Exercise description ▸ State the number of lines that contain the word "Thomaz", and add nothing else.

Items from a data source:
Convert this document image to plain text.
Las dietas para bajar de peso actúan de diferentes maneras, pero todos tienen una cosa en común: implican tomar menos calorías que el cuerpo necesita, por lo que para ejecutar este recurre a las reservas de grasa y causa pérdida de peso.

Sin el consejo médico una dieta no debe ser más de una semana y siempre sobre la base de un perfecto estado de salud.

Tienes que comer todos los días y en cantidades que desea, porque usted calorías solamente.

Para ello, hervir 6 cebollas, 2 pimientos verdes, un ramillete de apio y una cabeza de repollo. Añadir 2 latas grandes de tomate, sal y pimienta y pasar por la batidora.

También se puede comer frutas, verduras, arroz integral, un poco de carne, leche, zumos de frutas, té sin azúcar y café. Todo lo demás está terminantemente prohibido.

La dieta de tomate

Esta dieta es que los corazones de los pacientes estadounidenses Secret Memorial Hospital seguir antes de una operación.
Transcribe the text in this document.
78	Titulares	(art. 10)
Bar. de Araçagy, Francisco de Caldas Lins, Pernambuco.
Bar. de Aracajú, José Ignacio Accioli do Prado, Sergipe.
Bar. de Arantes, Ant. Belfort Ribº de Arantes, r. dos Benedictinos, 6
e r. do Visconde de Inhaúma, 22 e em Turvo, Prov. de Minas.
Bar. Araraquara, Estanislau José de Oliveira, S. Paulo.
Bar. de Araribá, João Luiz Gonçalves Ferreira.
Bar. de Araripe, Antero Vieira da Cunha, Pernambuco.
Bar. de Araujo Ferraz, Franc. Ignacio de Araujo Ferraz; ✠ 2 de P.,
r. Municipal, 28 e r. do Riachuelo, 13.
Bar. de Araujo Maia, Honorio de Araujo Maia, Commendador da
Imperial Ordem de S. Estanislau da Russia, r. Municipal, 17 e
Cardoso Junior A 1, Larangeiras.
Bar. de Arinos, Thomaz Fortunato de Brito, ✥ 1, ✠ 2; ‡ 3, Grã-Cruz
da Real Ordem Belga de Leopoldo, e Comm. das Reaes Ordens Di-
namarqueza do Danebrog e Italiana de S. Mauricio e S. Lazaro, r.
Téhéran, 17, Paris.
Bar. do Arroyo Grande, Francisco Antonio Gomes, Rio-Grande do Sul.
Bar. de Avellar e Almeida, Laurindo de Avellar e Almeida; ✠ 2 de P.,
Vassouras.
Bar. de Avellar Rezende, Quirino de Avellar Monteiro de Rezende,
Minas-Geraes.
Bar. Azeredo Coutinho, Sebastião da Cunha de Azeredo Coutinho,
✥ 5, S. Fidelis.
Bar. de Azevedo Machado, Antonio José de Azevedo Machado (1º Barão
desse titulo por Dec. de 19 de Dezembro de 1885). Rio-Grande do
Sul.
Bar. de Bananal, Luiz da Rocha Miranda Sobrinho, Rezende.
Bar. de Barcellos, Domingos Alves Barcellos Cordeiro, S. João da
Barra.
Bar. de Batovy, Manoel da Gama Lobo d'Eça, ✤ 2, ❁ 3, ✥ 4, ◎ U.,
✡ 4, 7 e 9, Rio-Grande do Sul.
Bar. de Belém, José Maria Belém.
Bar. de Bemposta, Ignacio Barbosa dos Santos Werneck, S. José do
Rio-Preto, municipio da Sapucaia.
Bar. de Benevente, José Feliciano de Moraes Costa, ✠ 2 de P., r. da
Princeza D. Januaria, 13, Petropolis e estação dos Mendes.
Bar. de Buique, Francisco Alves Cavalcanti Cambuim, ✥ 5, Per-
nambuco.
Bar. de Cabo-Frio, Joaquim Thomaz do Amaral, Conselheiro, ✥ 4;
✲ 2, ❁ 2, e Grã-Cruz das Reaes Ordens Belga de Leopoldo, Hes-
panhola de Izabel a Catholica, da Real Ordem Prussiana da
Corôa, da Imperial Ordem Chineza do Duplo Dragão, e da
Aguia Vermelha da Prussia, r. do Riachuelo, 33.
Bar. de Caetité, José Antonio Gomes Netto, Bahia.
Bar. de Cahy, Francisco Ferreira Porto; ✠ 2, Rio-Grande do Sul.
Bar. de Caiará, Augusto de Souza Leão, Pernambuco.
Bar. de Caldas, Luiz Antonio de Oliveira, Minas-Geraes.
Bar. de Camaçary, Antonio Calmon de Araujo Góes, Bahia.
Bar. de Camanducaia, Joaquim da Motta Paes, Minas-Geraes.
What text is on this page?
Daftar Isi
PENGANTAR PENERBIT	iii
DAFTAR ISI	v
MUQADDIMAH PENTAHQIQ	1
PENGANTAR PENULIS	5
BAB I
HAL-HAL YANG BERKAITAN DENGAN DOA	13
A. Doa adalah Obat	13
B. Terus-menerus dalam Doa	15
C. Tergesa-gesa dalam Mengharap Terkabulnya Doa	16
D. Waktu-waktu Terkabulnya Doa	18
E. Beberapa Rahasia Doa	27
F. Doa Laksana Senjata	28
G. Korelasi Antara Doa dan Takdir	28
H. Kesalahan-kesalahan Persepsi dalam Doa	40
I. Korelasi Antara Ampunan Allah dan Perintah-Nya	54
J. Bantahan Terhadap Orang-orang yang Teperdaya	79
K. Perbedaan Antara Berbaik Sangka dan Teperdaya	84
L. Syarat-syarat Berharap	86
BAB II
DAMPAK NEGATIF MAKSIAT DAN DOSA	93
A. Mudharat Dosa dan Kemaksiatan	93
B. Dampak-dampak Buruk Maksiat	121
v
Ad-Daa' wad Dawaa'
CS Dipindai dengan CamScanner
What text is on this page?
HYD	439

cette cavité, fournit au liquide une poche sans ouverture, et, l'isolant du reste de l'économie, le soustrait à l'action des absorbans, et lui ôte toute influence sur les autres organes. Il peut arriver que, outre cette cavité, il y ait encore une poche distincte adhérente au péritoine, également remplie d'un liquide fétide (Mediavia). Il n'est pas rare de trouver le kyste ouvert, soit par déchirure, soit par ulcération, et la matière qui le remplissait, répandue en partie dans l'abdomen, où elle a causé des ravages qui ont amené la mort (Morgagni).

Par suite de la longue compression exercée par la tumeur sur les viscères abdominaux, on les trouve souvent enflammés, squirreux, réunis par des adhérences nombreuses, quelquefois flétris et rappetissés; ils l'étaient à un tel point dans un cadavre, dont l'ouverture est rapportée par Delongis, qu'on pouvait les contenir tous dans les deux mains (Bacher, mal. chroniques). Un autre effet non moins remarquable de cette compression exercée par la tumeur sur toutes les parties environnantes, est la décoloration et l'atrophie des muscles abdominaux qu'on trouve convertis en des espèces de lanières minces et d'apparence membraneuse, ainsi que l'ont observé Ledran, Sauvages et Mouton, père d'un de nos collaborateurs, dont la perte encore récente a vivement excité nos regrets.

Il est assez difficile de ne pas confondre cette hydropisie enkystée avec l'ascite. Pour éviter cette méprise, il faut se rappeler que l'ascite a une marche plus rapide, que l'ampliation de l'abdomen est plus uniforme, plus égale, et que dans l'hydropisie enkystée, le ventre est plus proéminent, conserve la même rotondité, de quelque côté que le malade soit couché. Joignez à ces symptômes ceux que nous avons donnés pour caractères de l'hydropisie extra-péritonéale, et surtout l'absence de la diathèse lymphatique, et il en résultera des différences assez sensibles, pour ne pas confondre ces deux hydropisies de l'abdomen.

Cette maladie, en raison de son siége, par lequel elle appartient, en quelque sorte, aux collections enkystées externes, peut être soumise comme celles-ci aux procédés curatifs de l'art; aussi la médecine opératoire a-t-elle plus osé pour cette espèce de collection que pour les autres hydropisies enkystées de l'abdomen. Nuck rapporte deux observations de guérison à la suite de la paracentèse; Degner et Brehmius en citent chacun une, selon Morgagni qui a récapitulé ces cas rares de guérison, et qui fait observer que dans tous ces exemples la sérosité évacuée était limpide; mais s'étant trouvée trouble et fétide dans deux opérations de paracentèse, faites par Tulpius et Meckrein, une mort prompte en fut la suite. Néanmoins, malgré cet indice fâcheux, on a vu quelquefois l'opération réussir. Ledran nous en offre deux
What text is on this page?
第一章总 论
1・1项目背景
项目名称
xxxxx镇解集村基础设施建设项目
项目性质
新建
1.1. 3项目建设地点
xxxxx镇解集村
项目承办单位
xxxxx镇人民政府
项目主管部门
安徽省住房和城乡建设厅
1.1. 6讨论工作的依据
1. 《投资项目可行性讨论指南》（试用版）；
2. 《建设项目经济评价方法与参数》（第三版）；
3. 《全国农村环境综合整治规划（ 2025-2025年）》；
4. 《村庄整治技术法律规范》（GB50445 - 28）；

Result for this exercise ▸ 2